------ Text for analysis

The screenplay for WORDS ON BATHROOM WALLS stuffs in every cliché about teen angst yet is a laudable attempt to seem heartfelt without too much blatant manipulation. It’s an uneven film, but generally succeeds thanks especially to a winning central performance Charlie Plummer. The film itself often seems schizophrenic. The lightness of tone and playful score is often at odds with a serious story that explores the need for schizophrenics to stay on their medication. WORDS ON BATHROOM WALLS was directed by Thor Freudenthal, who directed the first DIARY OF A WIMPY KID movie and his new film at times plays like a belated entry in that franchise, as if the wimpy kid has grown up but is now battling demons more serious than an obnoxious brother Roderick. Like the Wimpy Kid films, WORDS ON BATHROOM WALLS leans on an over-reliance of self-aware monologues addressed to the camera that seem gimmicky. There’s also a trio of imaginary friends only he can see and only when his meds aren’t kicking in that are supposed to be personifications of his illness: a muscle-bound bouncer known as the ‘Enforcer’ (Lobo Sebastian), the New Age cheerleader/fairy Rebecca (AnnaSophia Robb), and Joaquin (Devon Bostick), who wears a bathrobe but whose purpose is otherwise unclear (the less said about a rumbling and grumbling black cloud that follows Adam around the better).

------------
------ Extracted entries

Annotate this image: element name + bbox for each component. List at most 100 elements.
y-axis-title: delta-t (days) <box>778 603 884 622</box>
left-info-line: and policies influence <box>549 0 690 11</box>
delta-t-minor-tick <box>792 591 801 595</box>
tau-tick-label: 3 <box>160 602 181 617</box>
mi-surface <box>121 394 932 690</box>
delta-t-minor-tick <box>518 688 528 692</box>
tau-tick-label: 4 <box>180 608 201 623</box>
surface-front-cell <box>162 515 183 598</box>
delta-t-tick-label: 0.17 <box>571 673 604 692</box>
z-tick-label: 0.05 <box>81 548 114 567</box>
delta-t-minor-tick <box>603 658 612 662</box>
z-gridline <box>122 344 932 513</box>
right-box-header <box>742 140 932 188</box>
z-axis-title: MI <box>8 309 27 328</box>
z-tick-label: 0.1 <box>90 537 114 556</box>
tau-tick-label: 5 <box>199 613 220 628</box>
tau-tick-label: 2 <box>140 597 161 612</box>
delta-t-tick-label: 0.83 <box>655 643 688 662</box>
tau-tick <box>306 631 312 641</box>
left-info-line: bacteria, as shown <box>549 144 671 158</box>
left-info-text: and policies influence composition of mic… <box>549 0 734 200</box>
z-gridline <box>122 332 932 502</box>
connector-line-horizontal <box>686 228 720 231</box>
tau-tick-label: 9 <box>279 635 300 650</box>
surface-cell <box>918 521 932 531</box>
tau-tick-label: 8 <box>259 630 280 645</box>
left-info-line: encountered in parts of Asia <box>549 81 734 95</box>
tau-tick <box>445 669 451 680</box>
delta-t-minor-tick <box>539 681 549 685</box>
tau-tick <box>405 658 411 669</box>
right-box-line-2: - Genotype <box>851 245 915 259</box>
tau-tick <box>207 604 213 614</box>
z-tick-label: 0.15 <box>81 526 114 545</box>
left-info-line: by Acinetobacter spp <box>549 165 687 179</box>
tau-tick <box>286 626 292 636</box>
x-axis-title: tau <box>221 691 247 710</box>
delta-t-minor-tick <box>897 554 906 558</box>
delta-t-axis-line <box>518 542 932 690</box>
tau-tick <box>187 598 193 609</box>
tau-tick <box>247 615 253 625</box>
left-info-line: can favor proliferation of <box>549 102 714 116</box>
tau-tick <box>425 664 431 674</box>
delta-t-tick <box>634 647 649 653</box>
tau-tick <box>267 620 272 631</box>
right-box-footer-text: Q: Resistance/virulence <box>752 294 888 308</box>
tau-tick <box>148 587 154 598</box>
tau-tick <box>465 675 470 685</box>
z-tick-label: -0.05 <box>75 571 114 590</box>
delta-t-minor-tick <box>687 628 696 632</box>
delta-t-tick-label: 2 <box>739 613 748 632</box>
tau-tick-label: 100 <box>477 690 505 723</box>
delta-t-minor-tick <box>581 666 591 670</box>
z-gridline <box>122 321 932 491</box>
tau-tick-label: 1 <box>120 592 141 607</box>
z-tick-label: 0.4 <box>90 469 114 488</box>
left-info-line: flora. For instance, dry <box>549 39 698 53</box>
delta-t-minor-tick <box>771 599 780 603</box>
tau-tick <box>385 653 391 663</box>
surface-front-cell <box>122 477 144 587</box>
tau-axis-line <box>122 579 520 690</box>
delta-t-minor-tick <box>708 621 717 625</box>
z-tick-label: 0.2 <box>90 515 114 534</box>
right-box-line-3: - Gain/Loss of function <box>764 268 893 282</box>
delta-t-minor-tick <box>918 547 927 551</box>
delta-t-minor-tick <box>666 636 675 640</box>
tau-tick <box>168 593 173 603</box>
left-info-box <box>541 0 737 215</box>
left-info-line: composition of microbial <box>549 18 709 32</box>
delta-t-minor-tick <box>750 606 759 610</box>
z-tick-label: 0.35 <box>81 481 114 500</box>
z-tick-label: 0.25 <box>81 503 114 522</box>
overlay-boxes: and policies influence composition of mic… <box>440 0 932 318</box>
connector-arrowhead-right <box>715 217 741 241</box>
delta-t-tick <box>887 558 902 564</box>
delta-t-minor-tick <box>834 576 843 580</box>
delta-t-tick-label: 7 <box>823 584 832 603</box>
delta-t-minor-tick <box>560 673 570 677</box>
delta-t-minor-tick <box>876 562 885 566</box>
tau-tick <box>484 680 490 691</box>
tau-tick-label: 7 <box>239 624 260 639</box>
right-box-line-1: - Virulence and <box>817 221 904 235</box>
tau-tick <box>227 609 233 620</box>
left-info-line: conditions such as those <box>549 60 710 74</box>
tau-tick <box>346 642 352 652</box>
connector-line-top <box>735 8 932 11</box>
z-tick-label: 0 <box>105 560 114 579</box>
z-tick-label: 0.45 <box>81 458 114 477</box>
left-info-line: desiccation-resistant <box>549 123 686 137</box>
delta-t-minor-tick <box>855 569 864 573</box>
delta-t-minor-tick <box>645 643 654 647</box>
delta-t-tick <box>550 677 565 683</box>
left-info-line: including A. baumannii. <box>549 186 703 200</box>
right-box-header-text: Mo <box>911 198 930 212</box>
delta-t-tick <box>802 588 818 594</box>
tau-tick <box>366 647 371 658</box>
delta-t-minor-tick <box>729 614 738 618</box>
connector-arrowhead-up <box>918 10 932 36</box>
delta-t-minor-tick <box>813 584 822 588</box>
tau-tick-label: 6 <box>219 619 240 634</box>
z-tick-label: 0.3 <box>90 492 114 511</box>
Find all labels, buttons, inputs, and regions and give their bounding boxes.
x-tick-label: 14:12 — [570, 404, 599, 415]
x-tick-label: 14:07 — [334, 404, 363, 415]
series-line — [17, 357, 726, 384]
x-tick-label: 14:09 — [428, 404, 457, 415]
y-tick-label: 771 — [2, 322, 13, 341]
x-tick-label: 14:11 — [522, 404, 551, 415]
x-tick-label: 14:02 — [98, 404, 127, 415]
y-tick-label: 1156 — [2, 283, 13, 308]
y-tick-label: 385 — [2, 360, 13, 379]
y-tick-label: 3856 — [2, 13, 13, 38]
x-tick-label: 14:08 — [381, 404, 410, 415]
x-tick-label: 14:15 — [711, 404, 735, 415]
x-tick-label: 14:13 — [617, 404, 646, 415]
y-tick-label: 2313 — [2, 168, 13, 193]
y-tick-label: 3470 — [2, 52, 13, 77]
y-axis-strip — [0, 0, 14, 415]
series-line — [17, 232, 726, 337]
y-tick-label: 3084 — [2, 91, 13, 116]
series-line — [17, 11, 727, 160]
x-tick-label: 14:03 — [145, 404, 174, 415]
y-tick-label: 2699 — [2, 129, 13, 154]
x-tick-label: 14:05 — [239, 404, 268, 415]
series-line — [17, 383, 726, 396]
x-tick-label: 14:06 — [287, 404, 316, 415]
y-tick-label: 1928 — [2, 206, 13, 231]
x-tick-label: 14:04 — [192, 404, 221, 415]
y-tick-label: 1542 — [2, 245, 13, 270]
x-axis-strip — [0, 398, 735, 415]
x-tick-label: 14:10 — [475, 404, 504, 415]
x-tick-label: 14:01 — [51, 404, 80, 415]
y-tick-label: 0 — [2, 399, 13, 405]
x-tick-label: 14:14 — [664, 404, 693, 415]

------------

Study questions:
a - According to the film review, who directed WORDS ON BATHROOM WALLS?
b - Write the next part of the film review, starting after its last sentence.
This data plays no part in the work.

Answers by task:
a - Thor Freudenthal

b -
Charlie Plummer is likable as Adam and makes you really root for this kid. Less successful is Taylor Russell’s Maya, the type of annoying overachiever too often in these types of films that doesn’t ring true. Molly Parker is fine as Adam’s concerned mom while a cast-against-type Walton Goggins brings great depth to his role as her boyfriend.

WORDS ON BATHROOM WALLS asks an interesting question – should the mentally ill be forcibly medicated? It’s a good question since each person reacts differently to each treatment and sometimes the cure is more distressing than the symptoms of schizophrenia. Here Adam loses his sense of taste when his meds are working, which is a huge problem seeing how he aspires to be a professional chef. The script explores various facets of schizophrenia but it doesn’t dwell on them long enough to depress the viewer or make the film dark. It is a bittersweet, if occasionally precious, teen movie that ends happily. Sufferers of schizophrenia may feel that the film trivializes their illness but at the end of the day it is a film about young adulthood, not mental illness.